***** Records for this task *****
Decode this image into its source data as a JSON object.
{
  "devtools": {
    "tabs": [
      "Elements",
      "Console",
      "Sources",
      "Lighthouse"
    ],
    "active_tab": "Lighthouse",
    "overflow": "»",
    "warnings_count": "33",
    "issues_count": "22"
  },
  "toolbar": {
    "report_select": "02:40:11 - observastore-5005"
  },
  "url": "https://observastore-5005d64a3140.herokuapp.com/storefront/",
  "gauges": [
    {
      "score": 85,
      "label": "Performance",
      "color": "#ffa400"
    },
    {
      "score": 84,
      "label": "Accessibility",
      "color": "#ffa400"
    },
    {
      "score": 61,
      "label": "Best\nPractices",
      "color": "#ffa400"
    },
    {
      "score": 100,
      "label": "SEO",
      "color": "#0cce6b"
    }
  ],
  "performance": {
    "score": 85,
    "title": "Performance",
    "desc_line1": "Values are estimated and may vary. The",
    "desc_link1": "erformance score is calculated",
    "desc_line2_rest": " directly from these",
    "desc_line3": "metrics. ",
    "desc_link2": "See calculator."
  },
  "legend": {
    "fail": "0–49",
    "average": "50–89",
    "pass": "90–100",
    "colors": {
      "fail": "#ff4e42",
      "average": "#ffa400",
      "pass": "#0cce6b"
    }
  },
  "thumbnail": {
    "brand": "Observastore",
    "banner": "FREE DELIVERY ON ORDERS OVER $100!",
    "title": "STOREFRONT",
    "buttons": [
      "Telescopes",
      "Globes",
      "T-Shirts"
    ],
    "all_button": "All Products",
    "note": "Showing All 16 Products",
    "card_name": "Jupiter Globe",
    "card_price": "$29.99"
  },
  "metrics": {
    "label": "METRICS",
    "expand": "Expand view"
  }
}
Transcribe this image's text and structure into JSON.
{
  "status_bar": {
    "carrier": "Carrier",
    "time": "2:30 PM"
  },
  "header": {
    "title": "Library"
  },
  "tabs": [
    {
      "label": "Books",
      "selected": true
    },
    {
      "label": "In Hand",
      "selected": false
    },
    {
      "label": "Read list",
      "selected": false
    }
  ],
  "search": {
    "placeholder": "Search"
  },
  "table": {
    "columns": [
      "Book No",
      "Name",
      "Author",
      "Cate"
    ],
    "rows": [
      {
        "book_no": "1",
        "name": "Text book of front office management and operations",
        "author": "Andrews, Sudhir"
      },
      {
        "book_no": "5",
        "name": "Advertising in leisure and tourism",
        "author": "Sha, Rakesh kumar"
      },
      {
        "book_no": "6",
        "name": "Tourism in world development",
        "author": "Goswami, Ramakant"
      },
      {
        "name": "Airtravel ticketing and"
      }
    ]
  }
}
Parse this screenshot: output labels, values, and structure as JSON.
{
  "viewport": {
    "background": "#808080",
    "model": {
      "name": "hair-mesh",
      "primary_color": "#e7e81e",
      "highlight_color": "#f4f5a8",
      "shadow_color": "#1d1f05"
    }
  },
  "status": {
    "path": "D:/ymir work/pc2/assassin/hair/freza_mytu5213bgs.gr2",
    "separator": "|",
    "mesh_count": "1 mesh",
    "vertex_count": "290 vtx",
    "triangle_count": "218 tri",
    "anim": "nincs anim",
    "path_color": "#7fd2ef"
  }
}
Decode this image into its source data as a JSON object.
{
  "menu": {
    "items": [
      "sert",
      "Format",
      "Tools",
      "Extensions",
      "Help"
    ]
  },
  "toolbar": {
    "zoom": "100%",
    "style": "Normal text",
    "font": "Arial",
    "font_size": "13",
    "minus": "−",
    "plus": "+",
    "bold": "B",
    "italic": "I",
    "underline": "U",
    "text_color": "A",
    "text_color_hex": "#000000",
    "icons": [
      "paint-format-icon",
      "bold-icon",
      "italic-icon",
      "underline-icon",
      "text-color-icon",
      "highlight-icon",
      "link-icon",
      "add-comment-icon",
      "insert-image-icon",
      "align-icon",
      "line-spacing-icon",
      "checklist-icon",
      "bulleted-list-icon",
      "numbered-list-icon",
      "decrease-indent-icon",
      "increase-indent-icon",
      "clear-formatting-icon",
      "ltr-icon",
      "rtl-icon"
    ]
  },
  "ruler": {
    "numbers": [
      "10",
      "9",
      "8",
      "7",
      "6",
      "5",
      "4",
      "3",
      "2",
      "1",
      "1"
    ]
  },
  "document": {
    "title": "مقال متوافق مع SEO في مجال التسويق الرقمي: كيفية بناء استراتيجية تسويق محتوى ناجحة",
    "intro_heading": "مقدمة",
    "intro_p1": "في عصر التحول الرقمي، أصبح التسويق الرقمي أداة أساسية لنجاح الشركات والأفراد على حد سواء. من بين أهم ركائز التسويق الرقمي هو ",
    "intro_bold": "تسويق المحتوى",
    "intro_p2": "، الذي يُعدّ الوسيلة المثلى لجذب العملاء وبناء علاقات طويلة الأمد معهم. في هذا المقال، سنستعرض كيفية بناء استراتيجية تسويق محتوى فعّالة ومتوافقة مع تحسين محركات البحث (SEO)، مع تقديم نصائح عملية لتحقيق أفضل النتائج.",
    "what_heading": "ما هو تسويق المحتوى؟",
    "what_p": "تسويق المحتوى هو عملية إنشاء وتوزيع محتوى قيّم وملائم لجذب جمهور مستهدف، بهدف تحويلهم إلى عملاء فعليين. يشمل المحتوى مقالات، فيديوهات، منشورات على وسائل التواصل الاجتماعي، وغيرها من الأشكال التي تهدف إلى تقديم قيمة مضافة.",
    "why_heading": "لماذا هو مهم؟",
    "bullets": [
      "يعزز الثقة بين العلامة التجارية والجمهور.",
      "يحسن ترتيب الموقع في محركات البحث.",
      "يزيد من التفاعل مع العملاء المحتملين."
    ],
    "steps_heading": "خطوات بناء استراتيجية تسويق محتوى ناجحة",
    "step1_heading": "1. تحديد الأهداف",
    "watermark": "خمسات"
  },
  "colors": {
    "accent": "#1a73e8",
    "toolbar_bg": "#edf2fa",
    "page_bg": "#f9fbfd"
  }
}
*****
Your task is to repeat the data exactly, with nothing left out.

Decode this image into its source data as a JSON object.
{
  "devtools": {
    "tabs": [
      "Elements",
      "Console",
      "Sources",
      "Lighthouse"
    ],
    "active_tab": "Lighthouse",
    "overflow": "»",
    "warnings_count": "33",
    "issues_count": "22"
  },
  "toolbar": {
    "report_select": "02:40:11 - observastore-5005"
  },
  "url": "https://observastore-5005d64a3140.herokuapp.com/storefront/",
  "gauges": [
    {
      "score": 85,
      "label": "Performance",
      "color": "#ffa400"
    },
    {
      "score": 84,
      "label": "Accessibility",
      "color": "#ffa400"
    },
    {
      "score": 61,
      "label": "Best\nPractices",
      "color": "#ffa400"
    },
    {
      "score": 100,
      "label": "SEO",
      "color": "#0cce6b"
    }
  ],
  "performance": {
    "score": 85,
    "title": "Performance",
    "desc_line1": "Values are estimated and may vary. The",
    "desc_link1": "erformance score is calculated",
    "desc_line2_rest": " directly from these",
    "desc_line3": "metrics. ",
    "desc_link2": "See calculator."
  },
  "legend": {
    "fail": "0–49",
    "average": "50–89",
    "pass": "90–100",
    "colors": {
      "fail": "#ff4e42",
      "average": "#ffa400",
      "pass": "#0cce6b"
    }
  },
  "thumbnail": {
    "brand": "Observastore",
    "banner": "FREE DELIVERY ON ORDERS OVER $100!",
    "title": "STOREFRONT",
    "buttons": [
      "Telescopes",
      "Globes",
      "T-Shirts"
    ],
    "all_button": "All Products",
    "note": "Showing All 16 Products",
    "card_name": "Jupiter Globe",
    "card_price": "$29.99"
  },
  "metrics": {
    "label": "METRICS",
    "expand": "Expand view"
  }
}
Transcribe this image's text and structure into JSON.
{
  "status_bar": {
    "carrier": "Carrier",
    "time": "2:30 PM"
  },
  "header": {
    "title": "Library"
  },
  "tabs": [
    {
      "label": "Books",
      "selected": true
    },
    {
      "label": "In Hand",
      "selected": false
    },
    {
      "label": "Read list",
      "selected": false
    }
  ],
  "search": {
    "placeholder": "Search"
  },
  "table": {
    "columns": [
      "Book No",
      "Name",
      "Author",
      "Cate"
    ],
    "rows": [
      {
        "book_no": "1",
        "name": "Text book of front office management and operations",
        "author": "Andrews, Sudhir"
      },
      {
        "book_no": "5",
        "name": "Advertising in leisure and tourism",
        "author": "Sha, Rakesh kumar"
      },
      {
        "book_no": "6",
        "name": "Tourism in world development",
        "author": "Goswami, Ramakant"
      },
      {
        "name": "Airtravel ticketing and"
      }
    ]
  }
}
Parse this screenshot: output labels, values, and structure as JSON.
{
  "viewport": {
    "background": "#808080",
    "model": {
      "name": "hair-mesh",
      "primary_color": "#e7e81e",
      "highlight_color": "#f4f5a8",
      "shadow_color": "#1d1f05"
    }
  },
  "status": {
    "path": "D:/ymir work/pc2/assassin/hair/freza_mytu5213bgs.gr2",
    "separator": "|",
    "mesh_count": "1 mesh",
    "vertex_count": "290 vtx",
    "triangle_count": "218 tri",
    "anim": "nincs anim",
    "path_color": "#7fd2ef"
  }
}
Decode this image into its source data as a JSON object.
{
  "menu": {
    "items": [
      "sert",
      "Format",
      "Tools",
      "Extensions",
      "Help"
    ]
  },
  "toolbar": {
    "zoom": "100%",
    "style": "Normal text",
    "font": "Arial",
    "font_size": "13",
    "minus": "−",
    "plus": "+",
    "bold": "B",
    "italic": "I",
    "underline": "U",
    "text_color": "A",
    "text_color_hex": "#000000",
    "icons": [
      "paint-format-icon",
      "bold-icon",
      "italic-icon",
      "underline-icon",
      "text-color-icon",
      "highlight-icon",
      "link-icon",
      "add-comment-icon",
      "insert-image-icon",
      "align-icon",
      "line-spacing-icon",
      "checklist-icon",
      "bulleted-list-icon",
      "numbered-list-icon",
      "decrease-indent-icon",
      "increase-indent-icon",
      "clear-formatting-icon",
      "ltr-icon",
      "rtl-icon"
    ]
  },
  "ruler": {
    "numbers": [
      "10",
      "9",
      "8",
      "7",
      "6",
      "5",
      "4",
      "3",
      "2",
      "1",
      "1"
    ]
  },
  "document": {
    "title": "مقال متوافق مع SEO في مجال التسويق الرقمي: كيفية بناء استراتيجية تسويق محتوى ناجحة",
    "intro_heading": "مقدمة",
    "intro_p1": "في عصر التحول الرقمي، أصبح التسويق الرقمي أداة أساسية لنجاح الشركات والأفراد على حد سواء. من بين أهم ركائز التسويق الرقمي هو ",
    "intro_bold": "تسويق المحتوى",
    "intro_p2": "، الذي يُعدّ الوسيلة المثلى لجذب العملاء وبناء علاقات طويلة الأمد معهم. في هذا المقال، سنستعرض كيفية بناء استراتيجية تسويق محتوى فعّالة ومتوافقة مع تحسين محركات البحث (SEO)، مع تقديم نصائح عملية لتحقيق أفضل النتائج.",
    "what_heading": "ما هو تسويق المحتوى؟",
    "what_p": "تسويق المحتوى هو عملية إنشاء وتوزيع محتوى قيّم وملائم لجذب جمهور مستهدف، بهدف تحويلهم إلى عملاء فعليين. يشمل المحتوى مقالات، فيديوهات، منشورات على وسائل التواصل الاجتماعي، وغيرها من الأشكال التي تهدف إلى تقديم قيمة مضافة.",
    "why_heading": "لماذا هو مهم؟",
    "bullets": [
      "يعزز الثقة بين العلامة التجارية والجمهور.",
      "يحسن ترتيب الموقع في محركات البحث.",
      "يزيد من التفاعل مع العملاء المحتملين."
    ],
    "steps_heading": "خطوات بناء استراتيجية تسويق محتوى ناجحة",
    "step1_heading": "1. تحديد الأهداف",
    "watermark": "خمسات"
  },
  "colors": {
    "accent": "#1a73e8",
    "toolbar_bg": "#edf2fa",
    "page_bg": "#f9fbfd"
  }
}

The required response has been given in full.